-- Start --

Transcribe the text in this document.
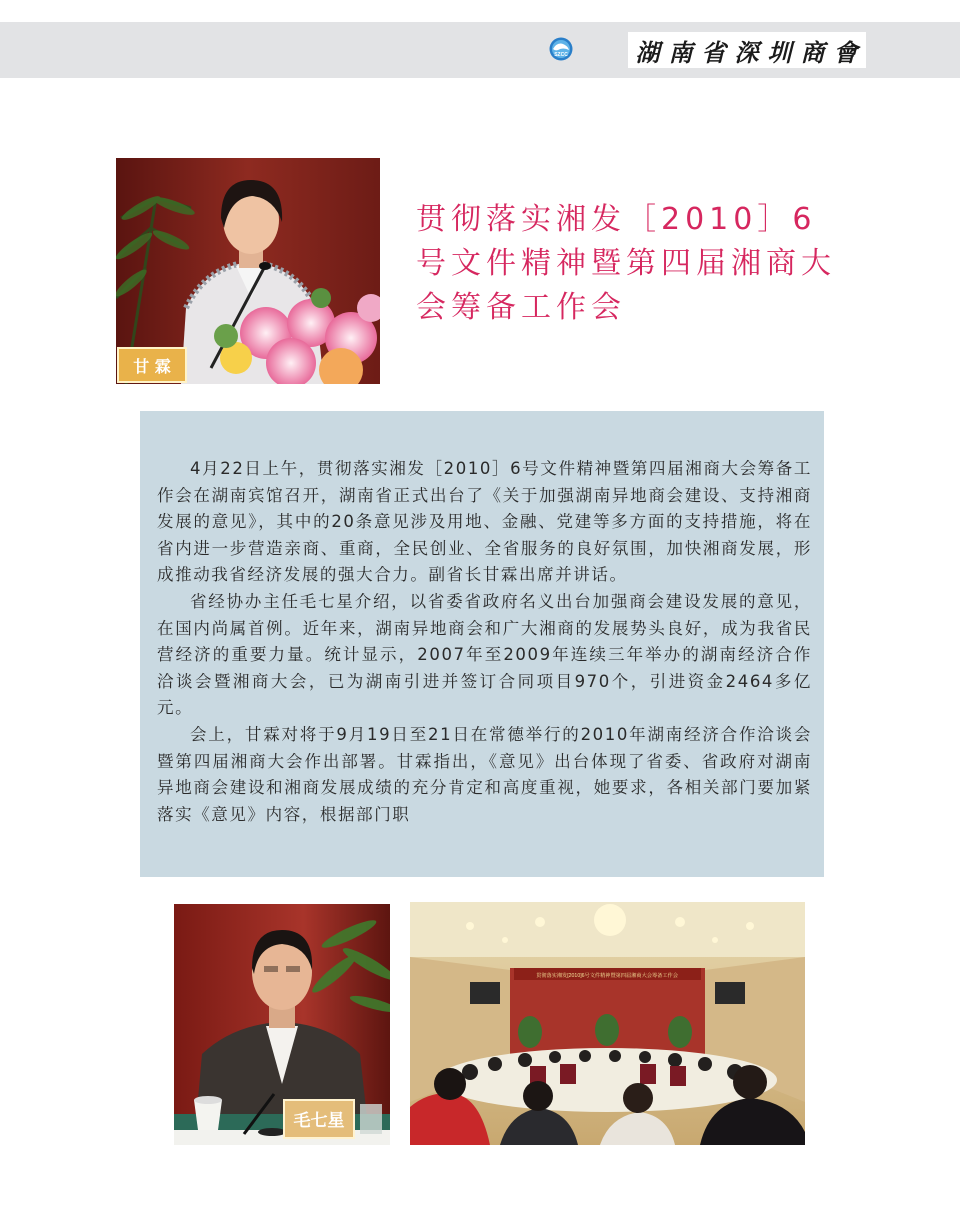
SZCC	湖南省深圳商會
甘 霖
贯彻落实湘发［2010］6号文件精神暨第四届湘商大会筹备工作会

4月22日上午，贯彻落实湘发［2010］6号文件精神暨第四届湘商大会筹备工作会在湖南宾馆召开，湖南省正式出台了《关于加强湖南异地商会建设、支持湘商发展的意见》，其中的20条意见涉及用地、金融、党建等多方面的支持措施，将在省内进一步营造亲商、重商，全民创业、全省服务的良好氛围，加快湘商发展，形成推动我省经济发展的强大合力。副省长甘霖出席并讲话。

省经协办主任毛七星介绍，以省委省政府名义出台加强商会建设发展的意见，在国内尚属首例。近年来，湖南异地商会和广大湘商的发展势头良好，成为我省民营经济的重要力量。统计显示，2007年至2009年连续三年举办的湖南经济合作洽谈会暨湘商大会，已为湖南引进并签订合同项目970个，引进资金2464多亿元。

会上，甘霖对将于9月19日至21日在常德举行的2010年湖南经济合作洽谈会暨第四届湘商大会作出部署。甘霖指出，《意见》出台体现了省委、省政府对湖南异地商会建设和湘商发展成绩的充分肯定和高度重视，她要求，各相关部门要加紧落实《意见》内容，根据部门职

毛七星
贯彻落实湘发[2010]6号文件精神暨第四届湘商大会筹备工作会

-- End --
-- Start --

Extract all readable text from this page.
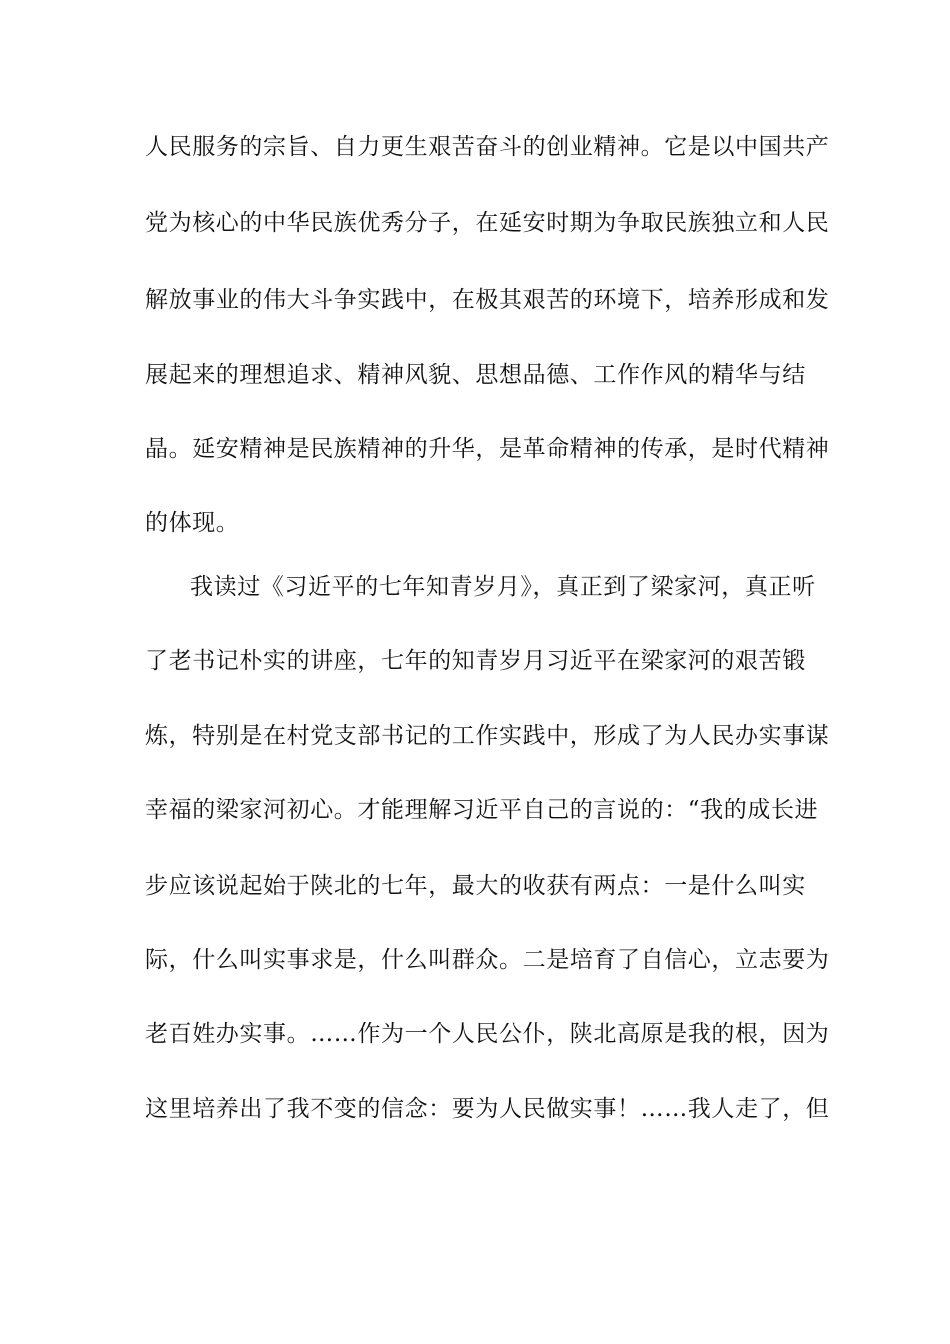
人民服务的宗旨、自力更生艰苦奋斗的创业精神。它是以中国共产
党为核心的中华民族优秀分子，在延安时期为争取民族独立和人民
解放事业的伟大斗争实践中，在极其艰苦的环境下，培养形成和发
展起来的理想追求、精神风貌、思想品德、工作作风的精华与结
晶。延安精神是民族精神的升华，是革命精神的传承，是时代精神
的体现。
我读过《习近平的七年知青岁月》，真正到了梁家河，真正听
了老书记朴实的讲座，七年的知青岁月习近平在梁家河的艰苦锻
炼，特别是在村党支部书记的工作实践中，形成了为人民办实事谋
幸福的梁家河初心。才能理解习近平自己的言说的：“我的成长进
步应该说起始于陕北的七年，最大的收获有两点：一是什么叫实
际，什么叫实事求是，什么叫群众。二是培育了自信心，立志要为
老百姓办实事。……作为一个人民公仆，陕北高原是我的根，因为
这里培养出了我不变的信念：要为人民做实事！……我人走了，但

-- End --
-- Start --

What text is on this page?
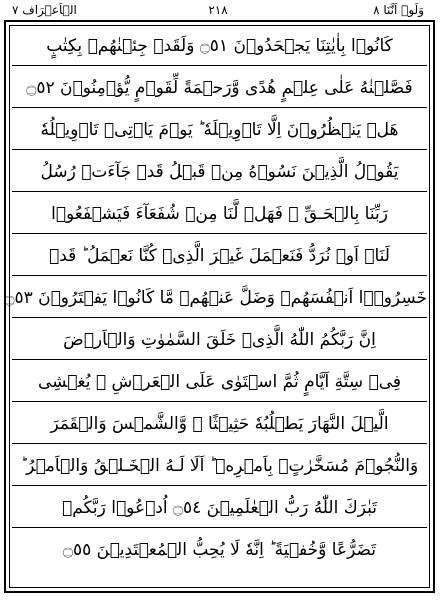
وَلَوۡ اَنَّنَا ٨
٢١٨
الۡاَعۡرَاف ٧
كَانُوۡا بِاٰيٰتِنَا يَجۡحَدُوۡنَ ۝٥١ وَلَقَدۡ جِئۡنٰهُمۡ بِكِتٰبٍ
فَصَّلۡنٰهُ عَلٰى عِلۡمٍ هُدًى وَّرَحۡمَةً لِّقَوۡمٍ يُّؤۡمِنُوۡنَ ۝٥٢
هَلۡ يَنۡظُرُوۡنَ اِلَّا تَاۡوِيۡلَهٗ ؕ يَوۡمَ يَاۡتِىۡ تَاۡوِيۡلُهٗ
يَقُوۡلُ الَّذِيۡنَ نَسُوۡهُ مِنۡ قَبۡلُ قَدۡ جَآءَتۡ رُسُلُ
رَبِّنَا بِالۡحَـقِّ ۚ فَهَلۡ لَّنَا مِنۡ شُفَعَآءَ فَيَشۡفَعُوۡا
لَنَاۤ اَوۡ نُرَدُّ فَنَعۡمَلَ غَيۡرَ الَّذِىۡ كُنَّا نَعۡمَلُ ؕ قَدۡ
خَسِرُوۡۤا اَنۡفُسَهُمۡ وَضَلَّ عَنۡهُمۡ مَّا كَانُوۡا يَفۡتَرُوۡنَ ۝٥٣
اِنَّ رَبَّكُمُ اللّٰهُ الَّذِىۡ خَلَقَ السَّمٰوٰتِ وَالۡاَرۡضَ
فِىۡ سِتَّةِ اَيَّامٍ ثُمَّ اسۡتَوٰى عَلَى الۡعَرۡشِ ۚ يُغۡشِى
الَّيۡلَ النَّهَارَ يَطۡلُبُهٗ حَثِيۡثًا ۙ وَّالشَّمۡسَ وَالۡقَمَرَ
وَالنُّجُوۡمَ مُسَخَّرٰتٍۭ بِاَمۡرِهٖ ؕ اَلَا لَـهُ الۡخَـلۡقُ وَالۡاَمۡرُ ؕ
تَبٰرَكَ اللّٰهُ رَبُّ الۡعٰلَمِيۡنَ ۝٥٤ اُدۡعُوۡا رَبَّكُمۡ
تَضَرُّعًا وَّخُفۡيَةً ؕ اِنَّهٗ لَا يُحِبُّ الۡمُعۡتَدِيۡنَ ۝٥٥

-- End --

Exercise objective:
From the records, copy every line that has the string "贯彻落实湘发" in it.

Problem solution:
贯彻落实湘发［2010］6号文件精神暨第四届湘商大会筹备工作会
4月22日上午，贯彻落实湘发［2010］6号文件精神暨第四届湘商大会筹备工作会在湖南宾馆召开，湖南省正式出台了《关于加强湖南异地商会建设、支持湘商发展的意见》，其中的20条意见涉及用地、金融、党建等多方面的支持措施，将在省内进一步营造亲商、重商，全民创业、全省服务的良好氛围，加快湘商发展，形成推动我省经济发展的强大合力。副省长甘霖出席并讲话。
贯彻落实湘发[2010]6号文件精神暨第四届湘商大会筹备工作会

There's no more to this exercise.